-------- Rows

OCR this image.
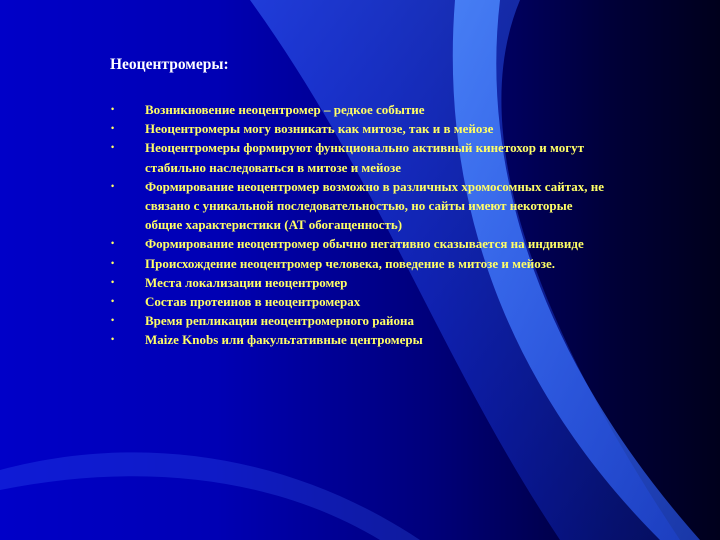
Неоцентромеры:
• Возникновение неоцентромер – редкое событие
• Неоцентромеры могу возникать как митозе, так и в мейозе
• Неоцентромеры формируют функционально активный кинетохор и могут стабильно наследоваться в митозе и мейозе
• Формирование неоцентромер возможно в различных хромосомных сайтах, не связано с уникальной последовательностью, но сайты имеют некоторые общие характеристики (AT обогащенность)
• Формирование неоцентромер обычно негативно сказывается на индивиде
• Происхождение неоцентромер человека, поведение в митозе и мейозе.
• Места локализации неоцентромер
• Состав протеинов в неоцентромерах
• Время репликации неоцентромерного района
• Maize Knobs или факультативные центромеры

----------------

§ **Problem description**
The lines above form a set of records; determine how many of them contain the string "Формирование" and give that number alone.

§ **The output**
2